BEGIN Reading passage

Background

The fact I was trained a historian does not make the world of Silver Crescent Blues a fully plausible alternate reality—it is a fun mixture of historic musings, wishful thinking and outright fantasy. Including the latter was the suggestion of my publisher, but I never regretted complying: the fantasy element proved instrumental to the initial success of the book, and more or less guaranteed its cult status.

By now it is quite obvious how it managed to affect so many different people, including those gloriously immune to my more elaborate literary endeavors. Economically written to meet the very first deadline of my professional career, it tells an elaborate tale in a surprisingly straightforward manner. As my second published title, it is practically devoid of ‘first novel’ manierisms, and sparkles with a youthful vigor one can but envy in retrospect.

END Reading passage
BEGIN Data extract

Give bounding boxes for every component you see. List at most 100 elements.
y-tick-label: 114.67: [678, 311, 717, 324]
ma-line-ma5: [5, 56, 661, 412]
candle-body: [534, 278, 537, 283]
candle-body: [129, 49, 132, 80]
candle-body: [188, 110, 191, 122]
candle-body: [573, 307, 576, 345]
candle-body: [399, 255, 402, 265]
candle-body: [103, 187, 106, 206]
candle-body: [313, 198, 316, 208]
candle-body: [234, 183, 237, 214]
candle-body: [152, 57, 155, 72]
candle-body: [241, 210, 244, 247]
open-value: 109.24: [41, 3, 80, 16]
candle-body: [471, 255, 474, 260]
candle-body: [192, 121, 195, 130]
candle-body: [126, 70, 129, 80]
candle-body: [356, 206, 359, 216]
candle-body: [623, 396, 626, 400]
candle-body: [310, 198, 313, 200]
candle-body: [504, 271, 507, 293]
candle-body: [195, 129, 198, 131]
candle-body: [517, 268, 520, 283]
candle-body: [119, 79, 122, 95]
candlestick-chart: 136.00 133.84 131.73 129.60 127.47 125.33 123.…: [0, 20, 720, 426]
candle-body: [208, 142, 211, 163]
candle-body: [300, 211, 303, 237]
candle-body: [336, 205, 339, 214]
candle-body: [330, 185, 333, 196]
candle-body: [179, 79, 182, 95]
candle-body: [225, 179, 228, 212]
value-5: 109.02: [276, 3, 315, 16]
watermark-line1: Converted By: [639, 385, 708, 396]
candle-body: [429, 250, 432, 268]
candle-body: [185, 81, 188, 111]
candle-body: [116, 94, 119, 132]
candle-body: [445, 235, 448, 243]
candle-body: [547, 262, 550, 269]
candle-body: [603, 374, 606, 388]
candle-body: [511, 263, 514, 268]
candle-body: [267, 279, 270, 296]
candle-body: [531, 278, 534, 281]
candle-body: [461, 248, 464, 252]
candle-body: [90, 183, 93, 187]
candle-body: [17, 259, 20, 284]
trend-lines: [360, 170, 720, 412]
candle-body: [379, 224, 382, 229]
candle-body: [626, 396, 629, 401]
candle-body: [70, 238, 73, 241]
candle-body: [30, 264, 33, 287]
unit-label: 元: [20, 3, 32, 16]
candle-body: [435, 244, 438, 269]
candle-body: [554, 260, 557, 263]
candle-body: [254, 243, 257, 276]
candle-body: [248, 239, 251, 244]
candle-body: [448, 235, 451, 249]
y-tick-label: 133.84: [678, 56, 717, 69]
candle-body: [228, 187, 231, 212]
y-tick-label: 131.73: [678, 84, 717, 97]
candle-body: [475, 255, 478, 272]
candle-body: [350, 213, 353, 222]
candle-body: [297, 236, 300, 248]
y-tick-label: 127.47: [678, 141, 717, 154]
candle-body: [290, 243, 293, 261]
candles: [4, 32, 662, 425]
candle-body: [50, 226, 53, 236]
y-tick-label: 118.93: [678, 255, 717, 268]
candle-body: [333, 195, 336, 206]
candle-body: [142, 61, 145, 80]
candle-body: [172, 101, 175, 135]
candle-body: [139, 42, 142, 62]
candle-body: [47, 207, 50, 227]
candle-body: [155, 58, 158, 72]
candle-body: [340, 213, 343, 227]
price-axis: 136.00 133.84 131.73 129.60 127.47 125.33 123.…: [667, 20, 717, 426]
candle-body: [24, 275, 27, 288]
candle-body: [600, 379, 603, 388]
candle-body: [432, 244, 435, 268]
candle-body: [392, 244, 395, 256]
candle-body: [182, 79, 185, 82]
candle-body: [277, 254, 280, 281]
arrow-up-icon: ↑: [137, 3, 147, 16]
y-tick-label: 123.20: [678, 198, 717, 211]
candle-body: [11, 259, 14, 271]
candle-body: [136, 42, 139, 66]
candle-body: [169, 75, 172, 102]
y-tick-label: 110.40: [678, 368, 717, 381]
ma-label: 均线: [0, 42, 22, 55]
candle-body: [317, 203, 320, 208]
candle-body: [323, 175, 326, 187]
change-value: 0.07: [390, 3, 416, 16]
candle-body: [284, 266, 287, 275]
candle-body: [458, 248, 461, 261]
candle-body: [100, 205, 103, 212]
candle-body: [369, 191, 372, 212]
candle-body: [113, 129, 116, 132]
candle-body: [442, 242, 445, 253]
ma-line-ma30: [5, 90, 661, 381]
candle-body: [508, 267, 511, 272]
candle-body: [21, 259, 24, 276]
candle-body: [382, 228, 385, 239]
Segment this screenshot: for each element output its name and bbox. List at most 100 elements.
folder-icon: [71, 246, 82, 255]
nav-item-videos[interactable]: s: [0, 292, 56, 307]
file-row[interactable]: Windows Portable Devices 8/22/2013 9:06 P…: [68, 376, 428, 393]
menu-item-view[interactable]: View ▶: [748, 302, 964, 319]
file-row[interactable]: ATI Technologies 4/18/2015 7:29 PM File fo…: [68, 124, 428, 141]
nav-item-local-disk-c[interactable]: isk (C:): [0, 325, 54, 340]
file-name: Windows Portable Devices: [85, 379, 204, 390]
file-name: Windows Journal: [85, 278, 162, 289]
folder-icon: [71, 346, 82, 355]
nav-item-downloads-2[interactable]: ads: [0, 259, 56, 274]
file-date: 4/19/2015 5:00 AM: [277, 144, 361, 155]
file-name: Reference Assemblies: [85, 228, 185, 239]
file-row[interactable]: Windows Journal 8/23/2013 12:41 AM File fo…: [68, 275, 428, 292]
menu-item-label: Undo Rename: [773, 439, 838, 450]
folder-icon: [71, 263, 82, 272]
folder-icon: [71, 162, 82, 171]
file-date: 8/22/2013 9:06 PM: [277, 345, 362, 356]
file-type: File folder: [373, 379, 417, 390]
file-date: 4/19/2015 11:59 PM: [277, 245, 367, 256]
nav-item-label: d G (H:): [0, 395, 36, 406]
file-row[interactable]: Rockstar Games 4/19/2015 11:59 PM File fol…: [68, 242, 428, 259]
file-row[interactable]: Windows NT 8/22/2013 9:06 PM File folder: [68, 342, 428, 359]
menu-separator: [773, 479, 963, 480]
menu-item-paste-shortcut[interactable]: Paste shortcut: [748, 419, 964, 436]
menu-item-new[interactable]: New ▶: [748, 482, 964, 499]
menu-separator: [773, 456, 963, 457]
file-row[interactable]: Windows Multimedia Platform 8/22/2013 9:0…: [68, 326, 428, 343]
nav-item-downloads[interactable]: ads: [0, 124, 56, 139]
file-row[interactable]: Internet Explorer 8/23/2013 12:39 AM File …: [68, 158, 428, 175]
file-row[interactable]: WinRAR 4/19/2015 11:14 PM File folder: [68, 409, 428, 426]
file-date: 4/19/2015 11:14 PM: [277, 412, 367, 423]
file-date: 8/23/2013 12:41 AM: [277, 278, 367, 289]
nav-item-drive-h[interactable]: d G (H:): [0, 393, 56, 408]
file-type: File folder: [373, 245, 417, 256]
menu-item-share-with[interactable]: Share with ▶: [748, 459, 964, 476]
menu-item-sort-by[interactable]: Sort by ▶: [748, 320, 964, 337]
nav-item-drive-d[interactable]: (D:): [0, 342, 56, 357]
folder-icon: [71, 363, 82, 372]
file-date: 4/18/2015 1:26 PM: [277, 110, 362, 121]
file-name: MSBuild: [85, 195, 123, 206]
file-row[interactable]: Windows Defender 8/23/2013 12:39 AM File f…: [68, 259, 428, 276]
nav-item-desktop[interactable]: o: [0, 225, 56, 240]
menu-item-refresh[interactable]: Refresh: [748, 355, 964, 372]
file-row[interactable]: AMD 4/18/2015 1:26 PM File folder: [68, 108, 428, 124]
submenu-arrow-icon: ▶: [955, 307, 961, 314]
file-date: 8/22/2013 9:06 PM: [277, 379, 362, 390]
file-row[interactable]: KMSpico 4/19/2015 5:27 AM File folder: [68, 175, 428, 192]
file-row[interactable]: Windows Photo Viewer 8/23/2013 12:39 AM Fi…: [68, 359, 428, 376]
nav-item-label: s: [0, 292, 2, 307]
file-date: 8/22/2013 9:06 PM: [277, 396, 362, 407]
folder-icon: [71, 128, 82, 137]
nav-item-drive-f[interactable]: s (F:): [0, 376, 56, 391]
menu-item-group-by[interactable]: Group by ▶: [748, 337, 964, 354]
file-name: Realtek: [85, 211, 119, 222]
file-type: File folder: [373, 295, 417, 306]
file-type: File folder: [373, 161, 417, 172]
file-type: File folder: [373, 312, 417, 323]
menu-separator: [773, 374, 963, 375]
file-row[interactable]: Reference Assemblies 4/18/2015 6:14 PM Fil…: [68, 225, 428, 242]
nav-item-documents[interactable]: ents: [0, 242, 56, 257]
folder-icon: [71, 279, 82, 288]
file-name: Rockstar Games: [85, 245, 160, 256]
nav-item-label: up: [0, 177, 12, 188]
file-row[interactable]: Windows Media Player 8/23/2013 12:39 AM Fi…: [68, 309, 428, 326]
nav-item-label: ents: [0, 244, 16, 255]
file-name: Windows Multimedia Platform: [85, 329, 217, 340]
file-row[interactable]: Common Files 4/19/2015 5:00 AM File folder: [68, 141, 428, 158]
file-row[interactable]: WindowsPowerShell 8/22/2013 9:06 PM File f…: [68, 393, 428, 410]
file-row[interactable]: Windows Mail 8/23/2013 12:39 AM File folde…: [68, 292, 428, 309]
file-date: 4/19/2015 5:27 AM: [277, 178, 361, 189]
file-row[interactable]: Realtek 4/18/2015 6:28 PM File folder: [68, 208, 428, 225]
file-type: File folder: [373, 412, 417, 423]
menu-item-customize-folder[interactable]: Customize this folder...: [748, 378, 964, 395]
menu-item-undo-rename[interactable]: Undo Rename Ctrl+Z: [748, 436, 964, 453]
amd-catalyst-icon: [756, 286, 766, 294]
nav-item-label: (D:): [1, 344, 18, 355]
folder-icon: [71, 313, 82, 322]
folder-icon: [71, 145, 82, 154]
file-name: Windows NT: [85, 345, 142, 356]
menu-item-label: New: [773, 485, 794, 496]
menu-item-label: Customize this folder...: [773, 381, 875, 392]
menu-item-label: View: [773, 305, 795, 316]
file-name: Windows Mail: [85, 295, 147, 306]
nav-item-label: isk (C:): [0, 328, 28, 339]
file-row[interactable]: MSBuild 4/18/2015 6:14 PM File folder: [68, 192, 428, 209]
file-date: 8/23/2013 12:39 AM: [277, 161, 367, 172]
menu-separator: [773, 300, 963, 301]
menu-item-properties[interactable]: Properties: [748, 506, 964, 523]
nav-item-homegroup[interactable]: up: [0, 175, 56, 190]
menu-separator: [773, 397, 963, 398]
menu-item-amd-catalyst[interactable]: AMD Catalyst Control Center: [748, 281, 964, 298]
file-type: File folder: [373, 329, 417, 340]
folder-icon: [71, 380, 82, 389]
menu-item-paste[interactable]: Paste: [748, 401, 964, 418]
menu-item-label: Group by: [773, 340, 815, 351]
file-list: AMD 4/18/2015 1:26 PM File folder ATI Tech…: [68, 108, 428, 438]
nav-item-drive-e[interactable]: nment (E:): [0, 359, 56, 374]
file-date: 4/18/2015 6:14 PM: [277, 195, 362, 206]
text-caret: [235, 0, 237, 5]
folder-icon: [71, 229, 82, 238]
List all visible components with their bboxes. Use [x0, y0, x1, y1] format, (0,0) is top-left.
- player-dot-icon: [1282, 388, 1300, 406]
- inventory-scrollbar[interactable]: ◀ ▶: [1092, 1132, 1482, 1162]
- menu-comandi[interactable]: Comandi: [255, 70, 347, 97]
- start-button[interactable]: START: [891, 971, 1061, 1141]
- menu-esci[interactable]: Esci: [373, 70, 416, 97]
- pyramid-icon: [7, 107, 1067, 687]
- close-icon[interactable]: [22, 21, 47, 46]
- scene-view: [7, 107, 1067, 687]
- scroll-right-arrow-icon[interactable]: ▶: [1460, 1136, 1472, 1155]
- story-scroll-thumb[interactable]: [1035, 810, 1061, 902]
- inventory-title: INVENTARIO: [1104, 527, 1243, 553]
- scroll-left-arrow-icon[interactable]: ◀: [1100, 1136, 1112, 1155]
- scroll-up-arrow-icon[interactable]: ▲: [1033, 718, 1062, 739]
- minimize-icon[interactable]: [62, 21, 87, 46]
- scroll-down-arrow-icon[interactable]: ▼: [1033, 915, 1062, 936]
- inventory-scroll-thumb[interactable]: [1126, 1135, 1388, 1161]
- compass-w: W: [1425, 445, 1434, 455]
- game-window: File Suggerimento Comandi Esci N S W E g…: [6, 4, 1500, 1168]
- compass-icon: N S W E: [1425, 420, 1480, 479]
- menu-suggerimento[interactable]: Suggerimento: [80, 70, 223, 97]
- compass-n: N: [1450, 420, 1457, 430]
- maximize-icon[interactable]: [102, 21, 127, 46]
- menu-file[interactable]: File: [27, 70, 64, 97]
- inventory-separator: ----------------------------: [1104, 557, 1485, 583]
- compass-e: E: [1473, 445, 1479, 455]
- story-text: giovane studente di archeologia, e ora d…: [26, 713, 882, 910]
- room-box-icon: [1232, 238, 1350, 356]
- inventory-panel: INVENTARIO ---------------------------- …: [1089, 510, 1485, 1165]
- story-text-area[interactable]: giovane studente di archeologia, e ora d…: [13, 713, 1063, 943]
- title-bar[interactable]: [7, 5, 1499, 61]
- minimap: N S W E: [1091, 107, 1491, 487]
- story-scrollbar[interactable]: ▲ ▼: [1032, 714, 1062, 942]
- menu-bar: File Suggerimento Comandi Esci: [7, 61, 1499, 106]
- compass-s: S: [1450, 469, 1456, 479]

END Data extract

# Exercise:
Continue the background passage on Silver Crescent Blues, starting right after its final sentence.

# Written answer:
Apart from being fresh and inventive as a writer, I was one lucky sonofabitch of a former Soviet subject too. I had my freedom, I did not have to kill anyone for it, and both of my early novels profited greatly from the jubliant mood of a populace that witnessed the crumbling of the Berlin Wall and saw our homeland regain her independence within a 10 month period. Pretty much anything seemed plausible in those days, and Silver Crescent Blues was published just in time to ride the winds of change.

Plot

The novel is set in a Zoroastrian universe, a world shaped by the eternal struggle between Light and Darkness. Embodied in gods, daemons and a wide assortment of lesser magical beings, these forces confront via mortal champions in an infinite number of alternate realities. Interlooping is uncommon, but not impossible—at least not for the magii who guard the singular points of periodically overlapping planes of existence.

Blessed with supernatural powers by Ahura Mazda, the magii are boundless in all four dimensions, and posess a peculiar sense of multiple identies. They are roughly the same person in all continuums: if one has a problem, it’s a problem for them all. They are lone sentries backed up by a zillion brothers, one man armies meant to keep the lesser daemons of Ahriman, Lord of Darkness, at bay.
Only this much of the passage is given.